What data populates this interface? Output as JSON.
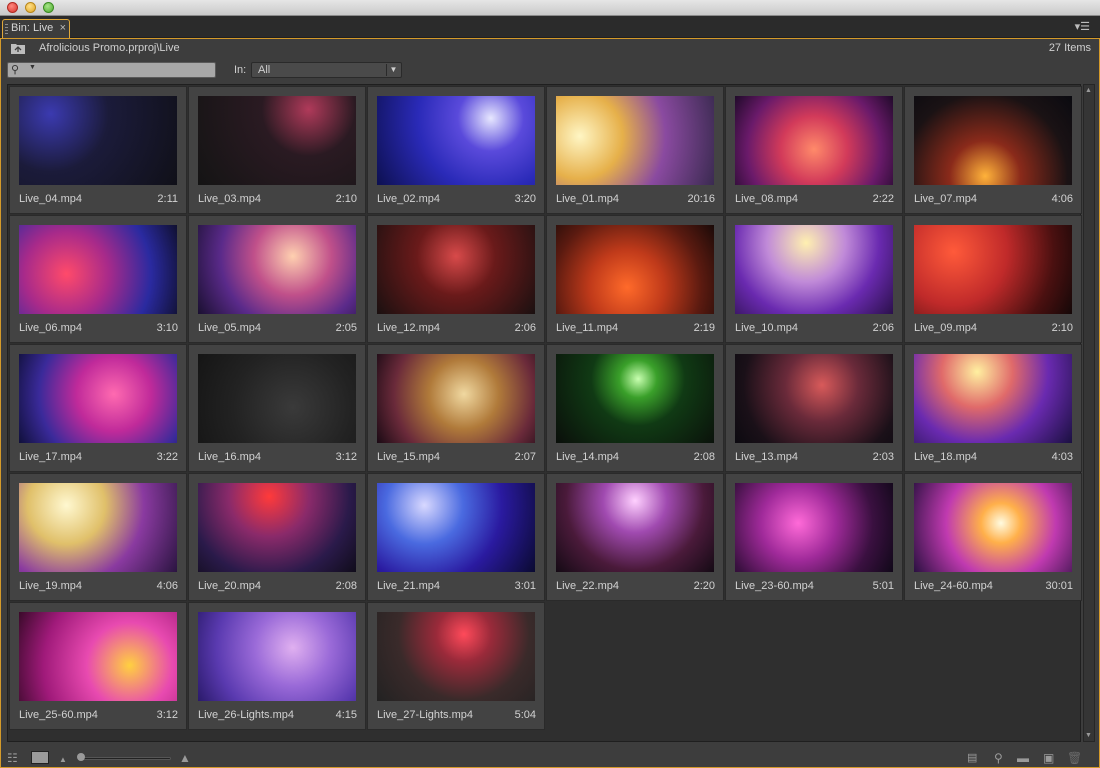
{
  "tab": {
    "label": "Bin: Live",
    "close": "×"
  },
  "path": {
    "text": "Afrolicious Promo.prproj\\Live",
    "items": "27 Items"
  },
  "filter": {
    "label": "In:",
    "value": "All"
  },
  "clips": [
    {
      "name": "Live_04.mp4",
      "dur": "2:11",
      "bg": "radial-gradient(circle at 20% 20%, #3b3ab0 0%, #1b1b3a 40%, #101018 100%)"
    },
    {
      "name": "Live_03.mp4",
      "dur": "2:10",
      "bg": "radial-gradient(circle at 70% 15%, #b03a5a 0%, #2a1a22 35%, #141414 100%)"
    },
    {
      "name": "Live_02.mp4",
      "dur": "3:20",
      "bg": "radial-gradient(circle at 72% 25%, #e7e7ff 0%, #5a4adb 25%, #2a2ab8 55%, #0d1050 100%)"
    },
    {
      "name": "Live_01.mp4",
      "dur": "20:16",
      "bg": "radial-gradient(circle at 15% 45%, #fff6c4 0%, #e6b04a 30%, #8a4aa0 60%, #3a2a50 100%)"
    },
    {
      "name": "Live_08.mp4",
      "dur": "2:22",
      "bg": "radial-gradient(circle at 50% 60%, #ff8a6a 0%, #d23a5a 35%, #6a1a6a 70%, #200a2a 100%)"
    },
    {
      "name": "Live_07.mp4",
      "dur": "4:06",
      "bg": "radial-gradient(circle at 45% 90%, #ffb23a 0%, #8a2a1a 30%, #1a1214 70%, #0a0a10 100%)"
    },
    {
      "name": "Live_06.mp4",
      "dur": "3:10",
      "bg": "radial-gradient(circle at 30% 55%, #ff4a6a 0%, #a82a8a 35%, #2a2aa0 70%, #101030 100%)"
    },
    {
      "name": "Live_05.mp4",
      "dur": "2:05",
      "bg": "radial-gradient(circle at 60% 35%, #ffd0b0 0%, #c0508a 35%, #5a2a8a 65%, #1a1030 100%)"
    },
    {
      "name": "Live_12.mp4",
      "dur": "2:06",
      "bg": "radial-gradient(circle at 50% 35%, #d84a4a 0%, #6a1a1a 40%, #1a1010 100%)"
    },
    {
      "name": "Live_11.mp4",
      "dur": "2:19",
      "bg": "radial-gradient(circle at 45% 70%, #ff6a2a 0%, #c03a1a 35%, #5a1a10 70%, #1a0a08 100%)"
    },
    {
      "name": "Live_10.mp4",
      "dur": "2:06",
      "bg": "radial-gradient(circle at 45% 20%, #fff0b0 0%, #c08ad8 35%, #6a2ab0 65%, #2a104a 100%)"
    },
    {
      "name": "Live_09.mp4",
      "dur": "2:10",
      "bg": "radial-gradient(circle at 25% 30%, #ff5a3a 0%, #c02a2a 40%, #4a1010 75%, #140808 100%)"
    },
    {
      "name": "Live_17.mp4",
      "dur": "3:22",
      "bg": "radial-gradient(circle at 60% 45%, #ff6ab0 0%, #c02a9a 35%, #3a2a9a 70%, #10103a 100%)"
    },
    {
      "name": "Live_16.mp4",
      "dur": "3:12",
      "bg": "radial-gradient(circle at 60% 60%, #3a3a3a 0%, #222222 55%, #151515 100%)"
    },
    {
      "name": "Live_15.mp4",
      "dur": "2:07",
      "bg": "radial-gradient(circle at 55% 45%, #f0d8a0 0%, #b07a3a 35%, #6a2a3a 70%, #1a0a14 100%)"
    },
    {
      "name": "Live_14.mp4",
      "dur": "2:08",
      "bg": "radial-gradient(circle at 52% 28%, #c8ffb0 0%, #3aa02a 18%, #103a14 45%, #0a0e0a 100%)"
    },
    {
      "name": "Live_13.mp4",
      "dur": "2:03",
      "bg": "radial-gradient(circle at 55% 35%, #d85a5a 0%, #6a2a3a 35%, #1a1018 75%, #0c0a10 100%)"
    },
    {
      "name": "Live_18.mp4",
      "dur": "4:03",
      "bg": "radial-gradient(circle at 40% 20%, #fff0a0 0%, #e06a6a 30%, #6a2ab0 60%, #1a1040 100%)"
    },
    {
      "name": "Live_19.mp4",
      "dur": "4:06",
      "bg": "radial-gradient(circle at 30% 25%, #fff8d0 0%, #e0c06a 30%, #8a3aa0 60%, #2a1440 100%)"
    },
    {
      "name": "Live_20.mp4",
      "dur": "2:08",
      "bg": "radial-gradient(circle at 45% 15%, #ff3a3a 0%, #8a2a6a 35%, #2a1a4a 70%, #100c1a 100%)"
    },
    {
      "name": "Live_21.mp4",
      "dur": "3:01",
      "bg": "radial-gradient(circle at 30% 25%, #d8d8ff 0%, #4a6ae0 30%, #2a1aa0 60%, #0a0a30 100%)"
    },
    {
      "name": "Live_22.mp4",
      "dur": "2:20",
      "bg": "radial-gradient(circle at 50% 20%, #ffd0ff 0%, #a04ab0 30%, #4a1a3a 65%, #140a14 100%)"
    },
    {
      "name": "Live_23-60.mp4",
      "dur": "5:01",
      "bg": "radial-gradient(circle at 40% 45%, #ff6ad8 0%, #a02a9a 35%, #3a1040 70%, #100818 100%)"
    },
    {
      "name": "Live_24-60.mp4",
      "dur": "30:01",
      "bg": "radial-gradient(circle at 55% 45%, #fffbe0 0%, #ffb04a 20%, #c03ab0 55%, #2a1040 100%)"
    },
    {
      "name": "Live_25-60.mp4",
      "dur": "3:12",
      "bg": "radial-gradient(circle at 70% 60%, #ffd040 0%, #e84ab0 35%, #a01a7a 70%, #3a0a2a 100%)"
    },
    {
      "name": "Live_26-Lights.mp4",
      "dur": "4:15",
      "bg": "radial-gradient(circle at 60% 40%, #e0b0f0 0%, #9a6ad8 35%, #5a3ab0 70%, #2a1a6a 100%)"
    },
    {
      "name": "Live_27-Lights.mp4",
      "dur": "5:04",
      "bg": "radial-gradient(circle at 55% 25%, #ff4a5a 0%, #9a2a3a 25%, #3a2a2a 60%, #222222 100%)"
    }
  ],
  "colors": {
    "panel": "#3d3d3d",
    "accent": "#d49a2a",
    "tile": "#434343"
  }
}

··········

* **WHAT IS ASKED**: Your copy of the data should match it exactly, except that pictures are left out.

* **EXPECTED ANSWER**:
What data populates this interface? Output as JSON.
{
  "tab": {
    "label": "Bin: Live",
    "close": "×"
  },
  "path": {
    "text": "Afrolicious Promo.prproj\\Live",
    "items": "27 Items"
  },
  "filter": {
    "label": "In:",
    "value": "All"
  },
  "clips": [
    {
      "name": "Live_04.mp4",
      "dur": "2:11",
      "bg": "radial-gradient(circle at 20% 20%, #3b3ab0 0%, #1b1b3a 40%, #101018 100%)"
    },
    {
      "name": "Live_03.mp4",
      "dur": "2:10",
      "bg": "radial-gradient(circle at 70% 15%, #b03a5a 0%, #2a1a22 35%, #141414 100%)"
    },
    {
      "name": "Live_02.mp4",
      "dur": "3:20",
      "bg": "radial-gradient(circle at 72% 25%, #e7e7ff 0%, #5a4adb 25%, #2a2ab8 55%, #0d1050 100%)"
    },
    {
      "name": "Live_01.mp4",
      "dur": "20:16",
      "bg": "radial-gradient(circle at 15% 45%, #fff6c4 0%, #e6b04a 30%, #8a4aa0 60%, #3a2a50 100%)"
    },
    {
      "name": "Live_08.mp4",
      "dur": "2:22",
      "bg": "radial-gradient(circle at 50% 60%, #ff8a6a 0%, #d23a5a 35%, #6a1a6a 70%, #200a2a 100%)"
    },
    {
      "name": "Live_07.mp4",
      "dur": "4:06",
      "bg": "radial-gradient(circle at 45% 90%, #ffb23a 0%, #8a2a1a 30%, #1a1214 70%, #0a0a10 100%)"
    },
    {
      "name": "Live_06.mp4",
      "dur": "3:10",
      "bg": "radial-gradient(circle at 30% 55%, #ff4a6a 0%, #a82a8a 35%, #2a2aa0 70%, #101030 100%)"
    },
    {
      "name": "Live_05.mp4",
      "dur": "2:05",
      "bg": "radial-gradient(circle at 60% 35%, #ffd0b0 0%, #c0508a 35%, #5a2a8a 65%, #1a1030 100%)"
    },
    {
      "name": "Live_12.mp4",
      "dur": "2:06",
      "bg": "radial-gradient(circle at 50% 35%, #d84a4a 0%, #6a1a1a 40%, #1a1010 100%)"
    },
    {
      "name": "Live_11.mp4",
      "dur": "2:19",
      "bg": "radial-gradient(circle at 45% 70%, #ff6a2a 0%, #c03a1a 35%, #5a1a10 70%, #1a0a08 100%)"
    },
    {
      "name": "Live_10.mp4",
      "dur": "2:06",
      "bg": "radial-gradient(circle at 45% 20%, #fff0b0 0%, #c08ad8 35%, #6a2ab0 65%, #2a104a 100%)"
    },
    {
      "name": "Live_09.mp4",
      "dur": "2:10",
      "bg": "radial-gradient(circle at 25% 30%, #ff5a3a 0%, #c02a2a 40%, #4a1010 75%, #140808 100%)"
    },
    {
      "name": "Live_17.mp4",
      "dur": "3:22",
      "bg": "radial-gradient(circle at 60% 45%, #ff6ab0 0%, #c02a9a 35%, #3a2a9a 70%, #10103a 100%)"
    },
    {
      "name": "Live_16.mp4",
      "dur": "3:12",
      "bg": "radial-gradient(circle at 60% 60%, #3a3a3a 0%, #222222 55%, #151515 100%)"
    },
    {
      "name": "Live_15.mp4",
      "dur": "2:07",
      "bg": "radial-gradient(circle at 55% 45%, #f0d8a0 0%, #b07a3a 35%, #6a2a3a 70%, #1a0a14 100%)"
    },
    {
      "name": "Live_14.mp4",
      "dur": "2:08",
      "bg": "radial-gradient(circle at 52% 28%, #c8ffb0 0%, #3aa02a 18%, #103a14 45%, #0a0e0a 100%)"
    },
    {
      "name": "Live_13.mp4",
      "dur": "2:03",
      "bg": "radial-gradient(circle at 55% 35%, #d85a5a 0%, #6a2a3a 35%, #1a1018 75%, #0c0a10 100%)"
    },
    {
      "name": "Live_18.mp4",
      "dur": "4:03",
      "bg": "radial-gradient(circle at 40% 20%, #fff0a0 0%, #e06a6a 30%, #6a2ab0 60%, #1a1040 100%)"
    },
    {
      "name": "Live_19.mp4",
      "dur": "4:06",
      "bg": "radial-gradient(circle at 30% 25%, #fff8d0 0%, #e0c06a 30%, #8a3aa0 60%, #2a1440 100%)"
    },
    {
      "name": "Live_20.mp4",
      "dur": "2:08",
      "bg": "radial-gradient(circle at 45% 15%, #ff3a3a 0%, #8a2a6a 35%, #2a1a4a 70%, #100c1a 100%)"
    },
    {
      "name": "Live_21.mp4",
      "dur": "3:01",
      "bg": "radial-gradient(circle at 30% 25%, #d8d8ff 0%, #4a6ae0 30%, #2a1aa0 60%, #0a0a30 100%)"
    },
    {
      "name": "Live_22.mp4",
      "dur": "2:20",
      "bg": "radial-gradient(circle at 50% 20%, #ffd0ff 0%, #a04ab0 30%, #4a1a3a 65%, #140a14 100%)"
    },
    {
      "name": "Live_23-60.mp4",
      "dur": "5:01",
      "bg": "radial-gradient(circle at 40% 45%, #ff6ad8 0%, #a02a9a 35%, #3a1040 70%, #100818 100%)"
    },
    {
      "name": "Live_24-60.mp4",
      "dur": "30:01",
      "bg": "radial-gradient(circle at 55% 45%, #fffbe0 0%, #ffb04a 20%, #c03ab0 55%, #2a1040 100%)"
    },
    {
      "name": "Live_25-60.mp4",
      "dur": "3:12",
      "bg": "radial-gradient(circle at 70% 60%, #ffd040 0%, #e84ab0 35%, #a01a7a 70%, #3a0a2a 100%)"
    },
    {
      "name": "Live_26-Lights.mp4",
      "dur": "4:15",
      "bg": "radial-gradient(circle at 60% 40%, #e0b0f0 0%, #9a6ad8 35%, #5a3ab0 70%, #2a1a6a 100%)"
    },
    {
      "name": "Live_27-Lights.mp4",
      "dur": "5:04",
      "bg": "radial-gradient(circle at 55% 25%, #ff4a5a 0%, #9a2a3a 25%, #3a2a2a 60%, #222222 100%)"
    }
  ],
  "colors": {
    "panel": "#3d3d3d",
    "accent": "#d49a2a",
    "tile": "#434343"
  }
}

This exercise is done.